* [YOUR OBJECTIVE] Set down, word for word, the part of the discussion on implementing Comet below that runs from "I just installed" up to and including "to implement it.".

I once tried to implement Comet in PHP. Soon, I found that PHP is not suitable for Comet, since each HTTP request will occupy one process/thread. As a result, it doesn't scale well.

I just installed mod_python in my XAMPP. I thought it would be easy to implement Comet with Python asynchronous programming. But still cannot get a clue how to implement it.

Is there any idea how to implement Comet in mod_python?

+3  A: 

First of all, I'm not async expert at all, I just investigated the topic once. IMHO if you're using XAMPP then you're loosing the posibility of doing long polling because Apache uses thread/processes (depending on configuration) for each request.

What you need, is non-blocking web server, like Tornado, that allows splitting requests into two parts, of which the second one is fired on some event, but meanwhile server can accept subsequent inbound requests.

Example from Tornado documentation /license/:

class MainHandler(tornado.web.RequestHandler):
    @tornado.web.asynchronous
    def get(self):
        http = tornado.httpclient.AsyncHTTPClient()
        http.fetch("http://friendfeed-api.com/v2/feed/bret",
               callback=self.async_callback(self.on_response))

    def on_response(self, response):
        if response.error: raise tornado.web.HTTPError(500)
        json = tornado.escape.json_decode(response.body)
        self.write("Fetched " + str(len(json["entries"])) + " entries "
                   "from the FriendFeed API")
        self.finish()

* [PROVIDED INFORMATION]
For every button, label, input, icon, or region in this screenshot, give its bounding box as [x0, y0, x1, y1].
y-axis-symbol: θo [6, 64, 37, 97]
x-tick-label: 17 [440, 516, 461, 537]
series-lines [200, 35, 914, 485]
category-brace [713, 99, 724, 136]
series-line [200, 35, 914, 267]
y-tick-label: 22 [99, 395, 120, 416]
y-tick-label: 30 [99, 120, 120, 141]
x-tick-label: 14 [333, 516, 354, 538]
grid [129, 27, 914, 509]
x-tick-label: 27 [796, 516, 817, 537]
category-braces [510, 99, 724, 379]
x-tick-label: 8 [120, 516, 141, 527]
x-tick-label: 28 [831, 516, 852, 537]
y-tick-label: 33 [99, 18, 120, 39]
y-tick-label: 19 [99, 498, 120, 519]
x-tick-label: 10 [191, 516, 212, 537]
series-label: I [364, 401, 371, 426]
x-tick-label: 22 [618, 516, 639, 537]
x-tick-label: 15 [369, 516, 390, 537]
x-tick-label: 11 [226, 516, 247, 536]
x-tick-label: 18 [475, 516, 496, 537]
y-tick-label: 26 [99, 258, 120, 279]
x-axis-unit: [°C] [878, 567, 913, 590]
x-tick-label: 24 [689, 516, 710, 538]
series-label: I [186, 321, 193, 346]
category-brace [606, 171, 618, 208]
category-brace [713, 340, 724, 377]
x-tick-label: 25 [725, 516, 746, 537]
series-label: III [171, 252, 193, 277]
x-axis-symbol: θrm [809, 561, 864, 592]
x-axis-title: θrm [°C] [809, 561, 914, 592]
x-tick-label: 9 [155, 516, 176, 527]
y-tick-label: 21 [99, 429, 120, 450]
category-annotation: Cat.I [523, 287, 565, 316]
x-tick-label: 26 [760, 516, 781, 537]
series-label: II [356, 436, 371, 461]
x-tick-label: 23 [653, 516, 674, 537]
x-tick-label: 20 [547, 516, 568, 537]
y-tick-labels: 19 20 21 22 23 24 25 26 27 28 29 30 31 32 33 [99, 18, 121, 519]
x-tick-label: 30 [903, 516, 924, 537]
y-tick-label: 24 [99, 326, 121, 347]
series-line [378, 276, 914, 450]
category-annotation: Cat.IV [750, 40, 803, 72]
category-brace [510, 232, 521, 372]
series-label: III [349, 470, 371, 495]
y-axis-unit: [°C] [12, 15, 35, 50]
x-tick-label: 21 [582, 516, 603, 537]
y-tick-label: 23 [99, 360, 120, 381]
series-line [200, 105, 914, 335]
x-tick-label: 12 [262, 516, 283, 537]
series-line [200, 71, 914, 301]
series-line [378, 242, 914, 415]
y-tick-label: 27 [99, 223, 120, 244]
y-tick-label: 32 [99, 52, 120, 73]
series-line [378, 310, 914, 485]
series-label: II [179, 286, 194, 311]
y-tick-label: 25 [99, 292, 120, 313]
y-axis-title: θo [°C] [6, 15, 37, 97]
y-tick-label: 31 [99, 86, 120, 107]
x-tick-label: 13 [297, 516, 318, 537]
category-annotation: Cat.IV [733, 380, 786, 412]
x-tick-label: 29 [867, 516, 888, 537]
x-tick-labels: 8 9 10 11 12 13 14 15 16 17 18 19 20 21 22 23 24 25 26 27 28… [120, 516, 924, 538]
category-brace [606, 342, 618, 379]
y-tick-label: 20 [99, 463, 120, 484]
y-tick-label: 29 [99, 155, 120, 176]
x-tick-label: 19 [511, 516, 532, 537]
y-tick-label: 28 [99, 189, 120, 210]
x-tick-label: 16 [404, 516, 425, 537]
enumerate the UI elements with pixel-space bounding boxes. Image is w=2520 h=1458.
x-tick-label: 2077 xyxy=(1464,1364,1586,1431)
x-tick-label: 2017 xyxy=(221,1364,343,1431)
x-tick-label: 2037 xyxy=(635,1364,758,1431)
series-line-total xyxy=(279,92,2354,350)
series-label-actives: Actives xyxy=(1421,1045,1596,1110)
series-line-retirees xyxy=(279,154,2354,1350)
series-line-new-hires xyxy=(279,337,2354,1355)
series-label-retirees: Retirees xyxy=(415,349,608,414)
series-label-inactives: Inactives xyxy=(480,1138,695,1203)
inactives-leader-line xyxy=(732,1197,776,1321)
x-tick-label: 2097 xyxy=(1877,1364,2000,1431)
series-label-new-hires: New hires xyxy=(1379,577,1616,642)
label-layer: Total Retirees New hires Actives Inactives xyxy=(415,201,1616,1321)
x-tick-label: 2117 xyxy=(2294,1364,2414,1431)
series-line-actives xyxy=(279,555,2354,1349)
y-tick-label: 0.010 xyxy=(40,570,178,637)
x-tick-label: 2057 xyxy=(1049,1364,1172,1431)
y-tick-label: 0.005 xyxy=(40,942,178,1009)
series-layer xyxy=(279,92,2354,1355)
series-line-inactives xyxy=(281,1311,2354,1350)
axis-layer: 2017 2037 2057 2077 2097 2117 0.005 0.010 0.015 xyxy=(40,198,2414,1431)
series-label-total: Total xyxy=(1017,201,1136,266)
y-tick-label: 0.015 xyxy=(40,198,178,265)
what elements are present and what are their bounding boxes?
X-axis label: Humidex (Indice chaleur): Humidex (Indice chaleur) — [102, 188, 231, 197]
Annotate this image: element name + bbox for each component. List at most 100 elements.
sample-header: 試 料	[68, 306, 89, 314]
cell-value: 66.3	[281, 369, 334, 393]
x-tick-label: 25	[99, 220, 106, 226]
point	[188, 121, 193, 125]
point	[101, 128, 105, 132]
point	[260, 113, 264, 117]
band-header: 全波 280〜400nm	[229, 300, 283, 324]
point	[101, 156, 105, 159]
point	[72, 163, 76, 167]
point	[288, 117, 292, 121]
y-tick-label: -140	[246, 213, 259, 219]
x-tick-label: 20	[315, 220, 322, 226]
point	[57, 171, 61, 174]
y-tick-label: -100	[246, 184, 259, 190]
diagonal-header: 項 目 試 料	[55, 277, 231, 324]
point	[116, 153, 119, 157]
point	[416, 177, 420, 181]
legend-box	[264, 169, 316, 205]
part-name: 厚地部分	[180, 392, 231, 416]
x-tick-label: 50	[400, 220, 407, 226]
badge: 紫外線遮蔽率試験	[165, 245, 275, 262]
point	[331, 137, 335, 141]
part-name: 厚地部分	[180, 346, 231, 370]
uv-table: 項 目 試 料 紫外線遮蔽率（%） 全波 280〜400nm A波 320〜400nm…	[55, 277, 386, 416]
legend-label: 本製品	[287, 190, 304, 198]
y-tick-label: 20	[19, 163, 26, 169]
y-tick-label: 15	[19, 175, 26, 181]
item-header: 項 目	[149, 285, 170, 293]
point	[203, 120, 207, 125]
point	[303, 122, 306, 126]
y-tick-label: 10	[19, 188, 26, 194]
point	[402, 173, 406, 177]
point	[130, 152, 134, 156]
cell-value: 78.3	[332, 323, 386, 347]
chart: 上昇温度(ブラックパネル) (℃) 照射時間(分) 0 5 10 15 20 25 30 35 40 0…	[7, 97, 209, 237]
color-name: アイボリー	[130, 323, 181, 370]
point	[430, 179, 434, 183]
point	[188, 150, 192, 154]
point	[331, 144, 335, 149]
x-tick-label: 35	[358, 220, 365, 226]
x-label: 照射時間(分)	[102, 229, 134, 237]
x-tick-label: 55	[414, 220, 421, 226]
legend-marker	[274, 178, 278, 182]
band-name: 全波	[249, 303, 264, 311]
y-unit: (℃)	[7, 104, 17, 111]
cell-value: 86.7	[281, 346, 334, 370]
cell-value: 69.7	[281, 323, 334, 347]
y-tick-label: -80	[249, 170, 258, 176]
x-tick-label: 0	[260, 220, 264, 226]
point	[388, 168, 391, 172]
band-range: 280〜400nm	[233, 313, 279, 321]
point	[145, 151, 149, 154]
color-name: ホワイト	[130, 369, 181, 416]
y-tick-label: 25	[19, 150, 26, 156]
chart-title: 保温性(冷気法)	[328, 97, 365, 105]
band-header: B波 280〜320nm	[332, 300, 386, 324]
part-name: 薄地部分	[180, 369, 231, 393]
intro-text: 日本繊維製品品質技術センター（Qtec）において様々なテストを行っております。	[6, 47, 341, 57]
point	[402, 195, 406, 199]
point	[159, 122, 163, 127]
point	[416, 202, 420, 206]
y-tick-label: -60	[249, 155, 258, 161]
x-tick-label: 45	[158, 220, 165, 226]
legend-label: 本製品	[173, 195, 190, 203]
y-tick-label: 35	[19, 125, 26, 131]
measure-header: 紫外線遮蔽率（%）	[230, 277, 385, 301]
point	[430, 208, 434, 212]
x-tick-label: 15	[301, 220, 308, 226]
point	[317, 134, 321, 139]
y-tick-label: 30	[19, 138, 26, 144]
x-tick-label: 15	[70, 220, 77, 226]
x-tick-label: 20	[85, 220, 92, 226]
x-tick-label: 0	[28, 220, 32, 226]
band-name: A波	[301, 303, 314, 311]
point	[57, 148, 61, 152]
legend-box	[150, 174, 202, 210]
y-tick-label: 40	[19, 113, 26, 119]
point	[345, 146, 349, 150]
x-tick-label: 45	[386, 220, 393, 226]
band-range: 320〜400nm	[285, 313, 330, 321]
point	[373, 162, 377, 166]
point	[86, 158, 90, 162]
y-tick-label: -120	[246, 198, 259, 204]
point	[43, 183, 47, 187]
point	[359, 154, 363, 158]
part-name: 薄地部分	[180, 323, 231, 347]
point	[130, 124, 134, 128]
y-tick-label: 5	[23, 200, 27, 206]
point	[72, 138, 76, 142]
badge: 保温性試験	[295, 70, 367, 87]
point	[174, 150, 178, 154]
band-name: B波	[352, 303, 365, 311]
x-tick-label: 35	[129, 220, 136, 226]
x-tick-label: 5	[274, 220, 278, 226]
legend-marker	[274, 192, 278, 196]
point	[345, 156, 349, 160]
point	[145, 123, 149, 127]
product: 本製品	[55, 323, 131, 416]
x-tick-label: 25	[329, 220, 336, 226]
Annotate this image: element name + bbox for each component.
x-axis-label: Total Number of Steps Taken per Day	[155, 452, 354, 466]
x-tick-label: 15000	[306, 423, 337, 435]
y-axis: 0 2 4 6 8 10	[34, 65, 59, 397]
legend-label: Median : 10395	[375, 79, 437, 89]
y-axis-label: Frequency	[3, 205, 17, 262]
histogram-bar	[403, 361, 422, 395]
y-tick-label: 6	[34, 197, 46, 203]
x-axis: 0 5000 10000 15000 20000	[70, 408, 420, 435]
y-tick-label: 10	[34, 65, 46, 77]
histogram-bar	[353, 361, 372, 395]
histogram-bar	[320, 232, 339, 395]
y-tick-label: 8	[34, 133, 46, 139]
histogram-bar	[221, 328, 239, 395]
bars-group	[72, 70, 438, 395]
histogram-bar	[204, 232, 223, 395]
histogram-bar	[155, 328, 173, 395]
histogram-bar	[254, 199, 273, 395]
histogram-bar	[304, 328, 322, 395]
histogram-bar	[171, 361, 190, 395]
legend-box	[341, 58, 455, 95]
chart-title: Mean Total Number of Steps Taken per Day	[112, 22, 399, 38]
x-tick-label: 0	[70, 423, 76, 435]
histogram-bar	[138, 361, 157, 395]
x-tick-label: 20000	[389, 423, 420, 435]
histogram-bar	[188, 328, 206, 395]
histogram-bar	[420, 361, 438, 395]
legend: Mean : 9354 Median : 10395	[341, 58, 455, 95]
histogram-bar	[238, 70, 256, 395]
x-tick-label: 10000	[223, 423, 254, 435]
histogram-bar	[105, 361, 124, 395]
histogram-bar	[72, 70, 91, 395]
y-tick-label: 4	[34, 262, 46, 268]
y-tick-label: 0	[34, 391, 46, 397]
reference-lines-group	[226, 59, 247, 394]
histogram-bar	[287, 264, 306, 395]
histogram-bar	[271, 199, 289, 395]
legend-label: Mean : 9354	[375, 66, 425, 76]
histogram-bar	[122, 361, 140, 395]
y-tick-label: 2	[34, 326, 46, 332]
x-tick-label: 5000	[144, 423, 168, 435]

* [WRITTEN RESPONSE]
I just installed mod_python in my XAMPP. I thought it would be easy to implement Comet with Python asynchronous programming. But still cannot get a clue how to implement it.